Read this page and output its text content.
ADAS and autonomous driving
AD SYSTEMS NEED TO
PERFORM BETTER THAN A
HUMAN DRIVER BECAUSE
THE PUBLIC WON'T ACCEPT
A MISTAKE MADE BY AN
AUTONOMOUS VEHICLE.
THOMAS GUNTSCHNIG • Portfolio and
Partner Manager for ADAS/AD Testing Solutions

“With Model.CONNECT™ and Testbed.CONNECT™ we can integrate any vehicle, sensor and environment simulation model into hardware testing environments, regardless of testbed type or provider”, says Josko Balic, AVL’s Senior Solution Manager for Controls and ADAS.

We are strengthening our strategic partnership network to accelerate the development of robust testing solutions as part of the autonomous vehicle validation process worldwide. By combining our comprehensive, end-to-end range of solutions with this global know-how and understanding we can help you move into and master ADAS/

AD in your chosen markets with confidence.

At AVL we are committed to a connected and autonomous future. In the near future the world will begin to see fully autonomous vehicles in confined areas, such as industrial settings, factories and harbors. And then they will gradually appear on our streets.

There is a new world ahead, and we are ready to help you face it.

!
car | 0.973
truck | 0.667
_ _ _ _ _ _ _
→ REQUIREMENTS
Write out every line of the material again, exactly as it reads.

→ RESPONSE TO THIS EXERCISE
Read this page and output its text content.
ADAS and autonomous driving
AD SYSTEMS NEED TO
PERFORM BETTER THAN A
HUMAN DRIVER BECAUSE
THE PUBLIC WON'T ACCEPT
A MISTAKE MADE BY AN
AUTONOMOUS VEHICLE.
THOMAS GUNTSCHNIG • Portfolio and
Partner Manager for ADAS/AD Testing Solutions

“With Model.CONNECT™ and Testbed.CONNECT™ we can integrate any vehicle, sensor and environment simulation model into hardware testing environments, regardless of testbed type or provider”, says Josko Balic, AVL’s Senior Solution Manager for Controls and ADAS.

We are strengthening our strategic partnership network to accelerate the development of robust testing solutions as part of the autonomous vehicle validation process worldwide. By combining our comprehensive, end-to-end range of solutions with this global know-how and understanding we can help you move into and master ADAS/

AD in your chosen markets with confidence.

At AVL we are committed to a connected and autonomous future. In the near future the world will begin to see fully autonomous vehicles in confined areas, such as industrial settings, factories and harbors. And then they will gradually appear on our streets.

There is a new world ahead, and we are ready to help you face it.

!
car | 0.973
truck | 0.667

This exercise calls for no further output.